>> BEGIN Record set
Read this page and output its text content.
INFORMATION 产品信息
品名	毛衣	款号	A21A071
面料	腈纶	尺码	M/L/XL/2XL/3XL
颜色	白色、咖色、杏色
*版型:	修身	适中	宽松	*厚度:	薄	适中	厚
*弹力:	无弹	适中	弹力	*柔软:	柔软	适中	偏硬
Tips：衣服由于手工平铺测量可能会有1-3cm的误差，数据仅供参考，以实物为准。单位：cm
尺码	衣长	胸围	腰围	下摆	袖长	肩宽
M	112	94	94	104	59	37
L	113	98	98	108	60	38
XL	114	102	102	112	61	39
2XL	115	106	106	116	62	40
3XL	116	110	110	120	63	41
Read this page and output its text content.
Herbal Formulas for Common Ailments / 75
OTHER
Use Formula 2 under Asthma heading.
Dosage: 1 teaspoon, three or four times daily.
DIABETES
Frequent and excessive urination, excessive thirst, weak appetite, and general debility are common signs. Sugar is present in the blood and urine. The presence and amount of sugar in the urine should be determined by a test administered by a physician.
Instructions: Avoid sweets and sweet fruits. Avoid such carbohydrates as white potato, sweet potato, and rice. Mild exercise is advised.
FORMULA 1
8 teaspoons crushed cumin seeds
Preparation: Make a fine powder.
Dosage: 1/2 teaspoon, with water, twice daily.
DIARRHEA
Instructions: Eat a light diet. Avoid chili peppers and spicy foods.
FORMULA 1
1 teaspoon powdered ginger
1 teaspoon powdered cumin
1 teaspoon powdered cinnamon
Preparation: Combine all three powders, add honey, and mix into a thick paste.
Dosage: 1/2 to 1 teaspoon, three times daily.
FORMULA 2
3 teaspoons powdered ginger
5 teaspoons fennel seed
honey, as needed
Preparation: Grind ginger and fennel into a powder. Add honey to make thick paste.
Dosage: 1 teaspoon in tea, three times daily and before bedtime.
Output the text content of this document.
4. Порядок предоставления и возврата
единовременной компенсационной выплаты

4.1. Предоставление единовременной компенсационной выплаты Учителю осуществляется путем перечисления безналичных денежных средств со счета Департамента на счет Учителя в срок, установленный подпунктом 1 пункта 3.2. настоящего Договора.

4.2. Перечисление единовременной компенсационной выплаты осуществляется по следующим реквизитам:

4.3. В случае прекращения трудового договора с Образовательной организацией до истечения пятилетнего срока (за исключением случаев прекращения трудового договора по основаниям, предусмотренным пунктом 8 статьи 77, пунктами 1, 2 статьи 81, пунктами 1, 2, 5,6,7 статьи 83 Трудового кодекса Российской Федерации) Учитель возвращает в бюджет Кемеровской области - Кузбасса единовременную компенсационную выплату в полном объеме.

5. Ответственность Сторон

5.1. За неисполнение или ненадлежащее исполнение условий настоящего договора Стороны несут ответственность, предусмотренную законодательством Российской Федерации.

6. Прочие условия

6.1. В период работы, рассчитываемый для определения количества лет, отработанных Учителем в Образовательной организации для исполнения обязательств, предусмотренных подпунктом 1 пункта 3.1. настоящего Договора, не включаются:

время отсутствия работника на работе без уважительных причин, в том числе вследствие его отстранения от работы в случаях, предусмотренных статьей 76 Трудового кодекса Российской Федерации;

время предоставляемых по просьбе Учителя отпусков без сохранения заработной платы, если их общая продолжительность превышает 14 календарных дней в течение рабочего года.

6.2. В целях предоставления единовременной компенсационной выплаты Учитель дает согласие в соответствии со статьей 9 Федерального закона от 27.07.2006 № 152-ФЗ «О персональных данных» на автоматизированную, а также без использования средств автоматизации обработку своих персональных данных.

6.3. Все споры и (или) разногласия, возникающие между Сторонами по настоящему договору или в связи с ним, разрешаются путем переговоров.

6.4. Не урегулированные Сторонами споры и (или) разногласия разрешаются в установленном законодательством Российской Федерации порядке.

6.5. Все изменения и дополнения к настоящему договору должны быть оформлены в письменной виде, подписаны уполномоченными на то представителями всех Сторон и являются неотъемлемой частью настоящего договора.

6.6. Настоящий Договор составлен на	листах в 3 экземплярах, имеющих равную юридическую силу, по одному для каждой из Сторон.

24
>> END Record set
- _Exercise aim_:
Reproduce the entries above exactly.

- _Complete output_:
Read this page and output its text content.
INFORMATION 产品信息
品名	毛衣	款号	A21A071
面料	腈纶	尺码	M/L/XL/2XL/3XL
颜色	白色、咖色、杏色
*版型:	修身	适中	宽松	*厚度:	薄	适中	厚
*弹力:	无弹	适中	弹力	*柔软:	柔软	适中	偏硬
Tips：衣服由于手工平铺测量可能会有1-3cm的误差，数据仅供参考，以实物为准。单位：cm
尺码	衣长	胸围	腰围	下摆	袖长	肩宽
M	112	94	94	104	59	37
L	113	98	98	108	60	38
XL	114	102	102	112	61	39
2XL	115	106	106	116	62	40
3XL	116	110	110	120	63	41
Read this page and output its text content.
Herbal Formulas for Common Ailments / 75
OTHER
Use Formula 2 under Asthma heading.
Dosage: 1 teaspoon, three or four times daily.
DIABETES
Frequent and excessive urination, excessive thirst, weak appetite, and general debility are common signs. Sugar is present in the blood and urine. The presence and amount of sugar in the urine should be determined by a test administered by a physician.
Instructions: Avoid sweets and sweet fruits. Avoid such carbohydrates as white potato, sweet potato, and rice. Mild exercise is advised.
FORMULA 1
8 teaspoons crushed cumin seeds
Preparation: Make a fine powder.
Dosage: 1/2 teaspoon, with water, twice daily.
DIARRHEA
Instructions: Eat a light diet. Avoid chili peppers and spicy foods.
FORMULA 1
1 teaspoon powdered ginger
1 teaspoon powdered cumin
1 teaspoon powdered cinnamon
Preparation: Combine all three powders, add honey, and mix into a thick paste.
Dosage: 1/2 to 1 teaspoon, three times daily.
FORMULA 2
3 teaspoons powdered ginger
5 teaspoons fennel seed
honey, as needed
Preparation: Grind ginger and fennel into a powder. Add honey to make thick paste.
Dosage: 1 teaspoon in tea, three times daily and before bedtime.
Output the text content of this document.
4. Порядок предоставления и возврата
единовременной компенсационной выплаты

4.1. Предоставление единовременной компенсационной выплаты Учителю осуществляется путем перечисления безналичных денежных средств со счета Департамента на счет Учителя в срок, установленный подпунктом 1 пункта 3.2. настоящего Договора.

4.2. Перечисление единовременной компенсационной выплаты осуществляется по следующим реквизитам:

4.3. В случае прекращения трудового договора с Образовательной организацией до истечения пятилетнего срока (за исключением случаев прекращения трудового договора по основаниям, предусмотренным пунктом 8 статьи 77, пунктами 1, 2 статьи 81, пунктами 1, 2, 5,6,7 статьи 83 Трудового кодекса Российской Федерации) Учитель возвращает в бюджет Кемеровской области - Кузбасса единовременную компенсационную выплату в полном объеме.

5. Ответственность Сторон

5.1. За неисполнение или ненадлежащее исполнение условий настоящего договора Стороны несут ответственность, предусмотренную законодательством Российской Федерации.

6. Прочие условия

6.1. В период работы, рассчитываемый для определения количества лет, отработанных Учителем в Образовательной организации для исполнения обязательств, предусмотренных подпунктом 1 пункта 3.1. настоящего Договора, не включаются:

время отсутствия работника на работе без уважительных причин, в том числе вследствие его отстранения от работы в случаях, предусмотренных статьей 76 Трудового кодекса Российской Федерации;

время предоставляемых по просьбе Учителя отпусков без сохранения заработной платы, если их общая продолжительность превышает 14 календарных дней в течение рабочего года.

6.2. В целях предоставления единовременной компенсационной выплаты Учитель дает согласие в соответствии со статьей 9 Федерального закона от 27.07.2006 № 152-ФЗ «О персональных данных» на автоматизированную, а также без использования средств автоматизации обработку своих персональных данных.

6.3. Все споры и (или) разногласия, возникающие между Сторонами по настоящему договору или в связи с ним, разрешаются путем переговоров.

6.4. Не урегулированные Сторонами споры и (или) разногласия разрешаются в установленном законодательством Российской Федерации порядке.

6.5. Все изменения и дополнения к настоящему договору должны быть оформлены в письменной виде, подписаны уполномоченными на то представителями всех Сторон и являются неотъемлемой частью настоящего договора.

6.6. Настоящий Договор составлен на	листах в 3 экземплярах, имеющих равную юридическую силу, по одному для каждой из Сторон.

24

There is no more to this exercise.